* WHAT THE EXERCISE ASKS
Show every line in the entries below where the word "غمامة" appears.
** BEGIN DATA SUPPLIED **
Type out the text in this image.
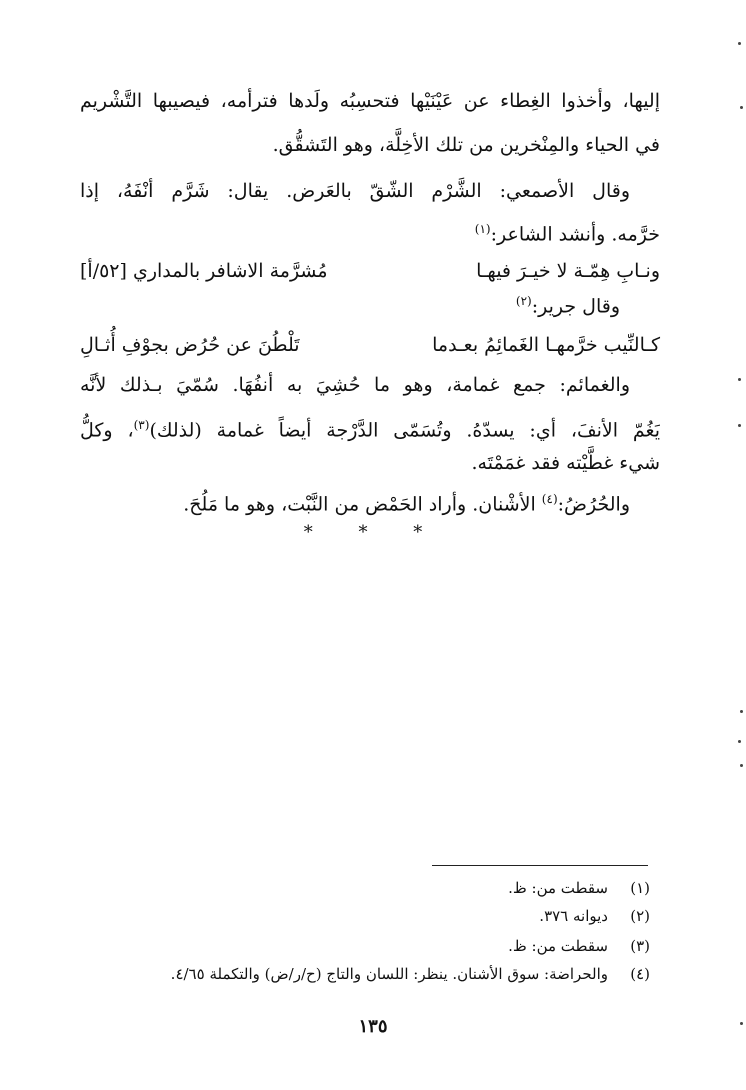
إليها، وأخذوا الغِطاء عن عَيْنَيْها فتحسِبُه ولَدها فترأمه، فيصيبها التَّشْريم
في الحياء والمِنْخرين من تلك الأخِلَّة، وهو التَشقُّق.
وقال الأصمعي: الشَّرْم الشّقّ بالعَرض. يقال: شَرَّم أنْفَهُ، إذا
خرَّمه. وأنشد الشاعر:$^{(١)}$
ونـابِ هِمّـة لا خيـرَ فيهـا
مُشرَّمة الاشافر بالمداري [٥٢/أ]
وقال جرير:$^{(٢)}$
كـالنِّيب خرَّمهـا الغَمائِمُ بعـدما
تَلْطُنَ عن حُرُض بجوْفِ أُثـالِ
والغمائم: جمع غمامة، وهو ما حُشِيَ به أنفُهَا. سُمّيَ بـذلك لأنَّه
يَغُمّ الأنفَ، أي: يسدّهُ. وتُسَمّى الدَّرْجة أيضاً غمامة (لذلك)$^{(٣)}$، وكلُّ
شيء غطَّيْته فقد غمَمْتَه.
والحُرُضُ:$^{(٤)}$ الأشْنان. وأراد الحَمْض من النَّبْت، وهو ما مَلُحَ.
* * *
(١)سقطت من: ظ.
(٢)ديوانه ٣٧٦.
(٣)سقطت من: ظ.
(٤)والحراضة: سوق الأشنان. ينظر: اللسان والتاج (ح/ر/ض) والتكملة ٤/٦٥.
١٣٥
** END DATA SUPPLIED **
* CORRECT RESPONSE
والغمائم: جمع غمامة، وهو ما حُشِيَ به أنفُهَا. سُمّيَ بـذلك لأنَّه
يَغُمّ الأنفَ، أي: يسدّهُ. وتُسَمّى الدَّرْجة أيضاً غمامة (لذلك)$^{(٣)}$، وكلُّ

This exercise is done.